Exercise goal:
Locate the word "pixel" in the material, then show every line that holds it.
:: Material provided ::
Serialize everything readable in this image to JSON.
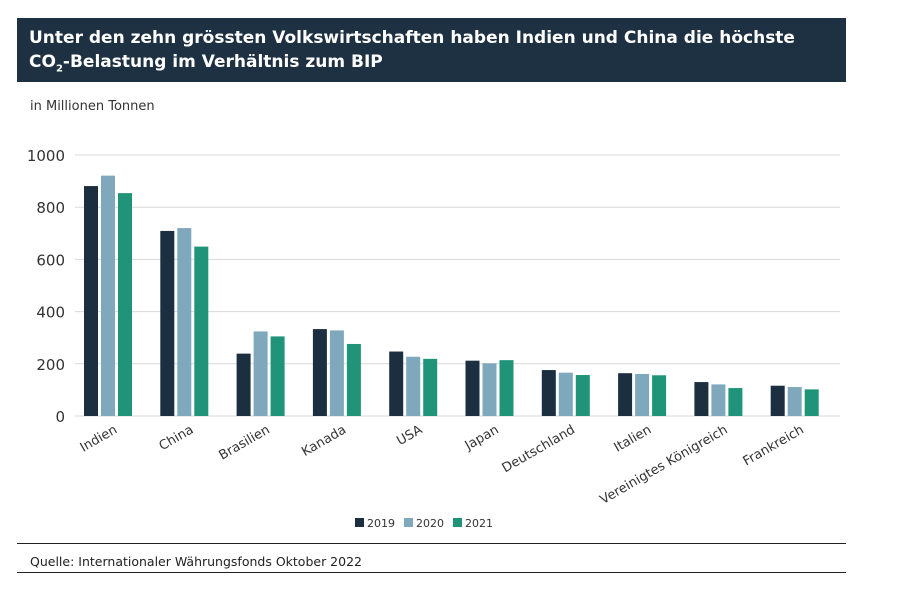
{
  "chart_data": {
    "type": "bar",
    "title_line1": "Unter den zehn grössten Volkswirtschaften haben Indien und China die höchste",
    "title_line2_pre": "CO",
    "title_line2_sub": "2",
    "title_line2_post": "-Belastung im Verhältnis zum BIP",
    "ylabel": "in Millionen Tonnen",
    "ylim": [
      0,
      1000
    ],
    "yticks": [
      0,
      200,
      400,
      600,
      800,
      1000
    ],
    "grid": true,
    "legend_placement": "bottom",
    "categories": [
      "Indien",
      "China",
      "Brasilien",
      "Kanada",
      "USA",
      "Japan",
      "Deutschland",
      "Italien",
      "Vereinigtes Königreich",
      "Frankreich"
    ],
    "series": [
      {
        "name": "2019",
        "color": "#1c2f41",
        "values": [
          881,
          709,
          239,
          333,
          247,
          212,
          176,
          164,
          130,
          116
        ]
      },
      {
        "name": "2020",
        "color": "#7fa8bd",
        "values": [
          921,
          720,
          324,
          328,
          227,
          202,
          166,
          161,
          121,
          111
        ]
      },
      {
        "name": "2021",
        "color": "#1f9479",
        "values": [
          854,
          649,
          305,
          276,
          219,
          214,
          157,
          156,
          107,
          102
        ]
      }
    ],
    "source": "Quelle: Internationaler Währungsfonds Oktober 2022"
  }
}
:::
:: Material provided ::
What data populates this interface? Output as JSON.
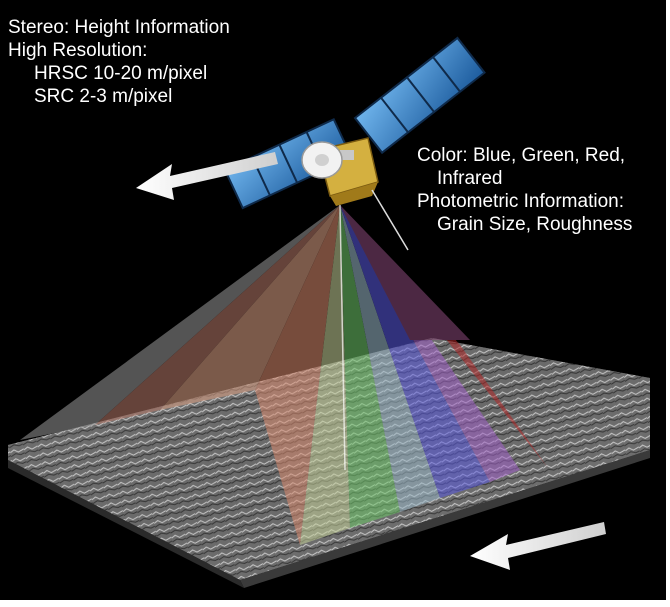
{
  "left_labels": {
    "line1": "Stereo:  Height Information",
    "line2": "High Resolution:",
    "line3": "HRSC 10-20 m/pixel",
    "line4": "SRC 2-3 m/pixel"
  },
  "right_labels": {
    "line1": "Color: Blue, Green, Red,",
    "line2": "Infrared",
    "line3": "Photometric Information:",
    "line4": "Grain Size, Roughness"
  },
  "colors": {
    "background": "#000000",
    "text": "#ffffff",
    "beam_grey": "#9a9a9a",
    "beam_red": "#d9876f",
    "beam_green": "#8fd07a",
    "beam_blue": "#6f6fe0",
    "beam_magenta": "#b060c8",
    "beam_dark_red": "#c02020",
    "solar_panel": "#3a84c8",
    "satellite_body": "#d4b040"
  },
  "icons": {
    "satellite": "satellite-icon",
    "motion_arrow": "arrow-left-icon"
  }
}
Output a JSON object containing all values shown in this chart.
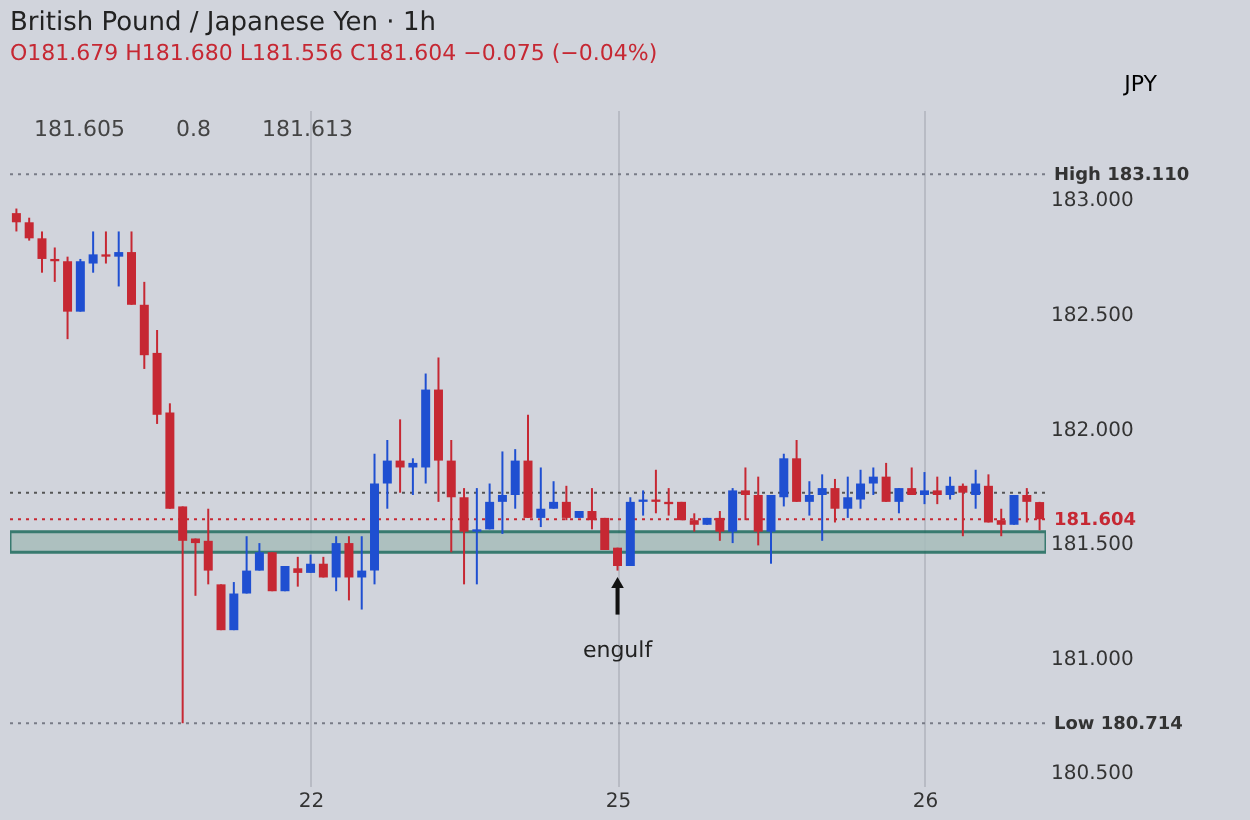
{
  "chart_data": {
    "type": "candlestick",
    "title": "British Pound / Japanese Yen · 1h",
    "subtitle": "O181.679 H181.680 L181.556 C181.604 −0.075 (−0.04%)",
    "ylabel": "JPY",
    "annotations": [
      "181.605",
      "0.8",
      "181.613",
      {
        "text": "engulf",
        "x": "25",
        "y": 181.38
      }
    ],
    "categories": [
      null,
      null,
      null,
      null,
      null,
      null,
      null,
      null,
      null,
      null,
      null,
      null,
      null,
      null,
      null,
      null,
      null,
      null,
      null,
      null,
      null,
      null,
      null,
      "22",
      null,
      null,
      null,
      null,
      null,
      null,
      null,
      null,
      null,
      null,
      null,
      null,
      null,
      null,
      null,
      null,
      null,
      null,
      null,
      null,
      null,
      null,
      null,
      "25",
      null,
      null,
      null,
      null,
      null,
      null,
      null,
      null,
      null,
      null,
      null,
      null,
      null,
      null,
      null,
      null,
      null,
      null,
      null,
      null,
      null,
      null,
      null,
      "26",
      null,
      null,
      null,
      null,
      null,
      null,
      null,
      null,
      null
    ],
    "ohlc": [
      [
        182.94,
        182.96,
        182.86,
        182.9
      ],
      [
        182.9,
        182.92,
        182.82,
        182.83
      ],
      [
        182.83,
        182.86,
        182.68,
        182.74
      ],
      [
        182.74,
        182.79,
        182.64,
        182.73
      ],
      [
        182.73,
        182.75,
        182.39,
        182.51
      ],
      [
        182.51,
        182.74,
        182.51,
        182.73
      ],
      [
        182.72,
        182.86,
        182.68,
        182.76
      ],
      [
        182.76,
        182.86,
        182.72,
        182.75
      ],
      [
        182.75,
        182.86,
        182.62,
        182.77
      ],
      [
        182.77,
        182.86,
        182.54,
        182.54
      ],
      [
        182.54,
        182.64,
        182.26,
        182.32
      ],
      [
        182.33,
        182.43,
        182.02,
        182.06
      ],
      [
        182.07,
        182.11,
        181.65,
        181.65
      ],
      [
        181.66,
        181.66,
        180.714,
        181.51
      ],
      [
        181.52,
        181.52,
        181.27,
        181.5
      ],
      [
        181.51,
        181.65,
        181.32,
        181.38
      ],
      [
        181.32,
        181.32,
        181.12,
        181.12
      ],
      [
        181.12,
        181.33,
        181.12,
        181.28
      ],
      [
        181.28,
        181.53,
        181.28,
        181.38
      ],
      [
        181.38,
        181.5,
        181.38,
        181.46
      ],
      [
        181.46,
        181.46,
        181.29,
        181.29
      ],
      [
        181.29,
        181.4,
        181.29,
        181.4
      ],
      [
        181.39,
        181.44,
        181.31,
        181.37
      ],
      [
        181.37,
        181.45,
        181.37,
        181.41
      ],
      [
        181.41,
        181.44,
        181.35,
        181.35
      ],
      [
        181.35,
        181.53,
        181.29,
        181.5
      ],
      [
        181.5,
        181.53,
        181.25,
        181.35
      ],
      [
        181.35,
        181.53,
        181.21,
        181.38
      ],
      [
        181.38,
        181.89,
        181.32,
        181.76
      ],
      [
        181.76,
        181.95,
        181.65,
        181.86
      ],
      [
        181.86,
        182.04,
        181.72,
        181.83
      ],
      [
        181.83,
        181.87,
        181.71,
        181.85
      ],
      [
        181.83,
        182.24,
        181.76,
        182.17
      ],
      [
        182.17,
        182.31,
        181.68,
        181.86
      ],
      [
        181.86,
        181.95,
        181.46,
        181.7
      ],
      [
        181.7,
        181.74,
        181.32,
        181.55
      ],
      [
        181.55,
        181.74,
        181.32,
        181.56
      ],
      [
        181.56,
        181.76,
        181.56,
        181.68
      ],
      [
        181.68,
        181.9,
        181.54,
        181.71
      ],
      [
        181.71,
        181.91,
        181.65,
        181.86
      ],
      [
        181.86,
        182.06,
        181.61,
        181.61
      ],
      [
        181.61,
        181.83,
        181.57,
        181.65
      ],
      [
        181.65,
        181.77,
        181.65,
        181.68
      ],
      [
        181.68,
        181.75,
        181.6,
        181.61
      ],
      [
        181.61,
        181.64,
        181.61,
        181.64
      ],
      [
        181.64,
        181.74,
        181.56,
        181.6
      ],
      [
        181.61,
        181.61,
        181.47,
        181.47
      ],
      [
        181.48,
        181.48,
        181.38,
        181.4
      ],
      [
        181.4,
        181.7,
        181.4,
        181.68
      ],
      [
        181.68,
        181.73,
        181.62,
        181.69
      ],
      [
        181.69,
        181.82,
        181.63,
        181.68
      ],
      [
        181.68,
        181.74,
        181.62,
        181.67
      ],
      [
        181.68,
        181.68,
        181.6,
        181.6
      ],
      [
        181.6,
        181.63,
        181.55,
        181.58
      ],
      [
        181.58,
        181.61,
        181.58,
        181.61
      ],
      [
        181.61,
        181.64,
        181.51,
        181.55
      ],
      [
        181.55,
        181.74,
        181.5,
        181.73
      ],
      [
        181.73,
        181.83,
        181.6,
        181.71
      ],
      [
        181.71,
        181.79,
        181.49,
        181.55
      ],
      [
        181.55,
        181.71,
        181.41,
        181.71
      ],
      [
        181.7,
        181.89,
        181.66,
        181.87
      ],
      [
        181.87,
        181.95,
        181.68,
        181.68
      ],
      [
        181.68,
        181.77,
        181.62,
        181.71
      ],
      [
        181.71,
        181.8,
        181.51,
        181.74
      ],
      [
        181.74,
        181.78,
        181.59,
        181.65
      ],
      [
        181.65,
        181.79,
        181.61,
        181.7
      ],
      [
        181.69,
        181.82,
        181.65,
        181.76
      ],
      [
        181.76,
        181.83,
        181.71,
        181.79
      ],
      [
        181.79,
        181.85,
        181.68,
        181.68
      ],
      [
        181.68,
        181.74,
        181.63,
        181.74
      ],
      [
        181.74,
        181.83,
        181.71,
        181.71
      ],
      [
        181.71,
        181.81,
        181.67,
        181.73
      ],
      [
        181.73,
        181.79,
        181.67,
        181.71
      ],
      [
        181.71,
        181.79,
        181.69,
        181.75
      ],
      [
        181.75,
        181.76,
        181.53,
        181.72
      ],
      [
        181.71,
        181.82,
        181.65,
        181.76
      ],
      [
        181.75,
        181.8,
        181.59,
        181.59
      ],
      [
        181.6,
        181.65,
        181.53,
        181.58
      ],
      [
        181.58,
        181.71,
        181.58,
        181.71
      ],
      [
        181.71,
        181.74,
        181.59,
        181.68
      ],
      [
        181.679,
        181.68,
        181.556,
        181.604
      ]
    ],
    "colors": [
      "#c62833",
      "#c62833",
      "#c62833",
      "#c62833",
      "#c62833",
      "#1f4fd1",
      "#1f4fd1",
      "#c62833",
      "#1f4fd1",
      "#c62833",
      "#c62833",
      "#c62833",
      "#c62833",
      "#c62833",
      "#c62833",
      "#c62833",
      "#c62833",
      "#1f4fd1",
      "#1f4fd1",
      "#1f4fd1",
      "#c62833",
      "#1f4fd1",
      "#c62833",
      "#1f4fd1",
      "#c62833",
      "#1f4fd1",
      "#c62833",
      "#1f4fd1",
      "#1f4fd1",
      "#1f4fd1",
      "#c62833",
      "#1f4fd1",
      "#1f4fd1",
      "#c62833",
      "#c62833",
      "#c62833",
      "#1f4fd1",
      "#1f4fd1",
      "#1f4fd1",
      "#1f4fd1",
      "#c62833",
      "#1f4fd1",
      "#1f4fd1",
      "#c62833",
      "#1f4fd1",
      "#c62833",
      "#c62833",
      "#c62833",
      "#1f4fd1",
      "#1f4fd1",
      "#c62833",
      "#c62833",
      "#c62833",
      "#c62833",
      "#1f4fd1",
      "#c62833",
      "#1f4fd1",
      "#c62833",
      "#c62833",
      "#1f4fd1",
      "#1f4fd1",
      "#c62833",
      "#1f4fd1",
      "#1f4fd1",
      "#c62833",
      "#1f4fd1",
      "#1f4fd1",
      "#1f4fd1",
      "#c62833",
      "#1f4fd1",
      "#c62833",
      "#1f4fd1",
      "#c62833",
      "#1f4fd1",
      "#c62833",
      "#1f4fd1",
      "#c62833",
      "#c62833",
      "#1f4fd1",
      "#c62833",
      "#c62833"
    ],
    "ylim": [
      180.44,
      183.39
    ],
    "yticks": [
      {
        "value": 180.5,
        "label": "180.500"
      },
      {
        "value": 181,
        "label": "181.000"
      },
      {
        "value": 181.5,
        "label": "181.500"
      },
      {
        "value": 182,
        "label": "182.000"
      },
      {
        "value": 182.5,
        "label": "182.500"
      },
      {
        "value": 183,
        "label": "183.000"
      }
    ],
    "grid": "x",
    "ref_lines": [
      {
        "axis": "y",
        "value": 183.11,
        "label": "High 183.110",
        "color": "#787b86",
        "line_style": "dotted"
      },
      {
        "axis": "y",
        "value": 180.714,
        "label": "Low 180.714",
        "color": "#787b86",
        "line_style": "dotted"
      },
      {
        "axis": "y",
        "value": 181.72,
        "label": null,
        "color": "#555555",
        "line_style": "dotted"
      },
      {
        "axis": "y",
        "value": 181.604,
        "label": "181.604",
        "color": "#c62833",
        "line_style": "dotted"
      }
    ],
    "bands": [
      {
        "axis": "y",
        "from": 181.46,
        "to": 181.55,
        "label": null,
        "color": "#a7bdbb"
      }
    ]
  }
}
:::
Answer in full:
    "line3": "HRSC 10-20 m/pixel",
    "line4": "SRC 2-3 m/pixel"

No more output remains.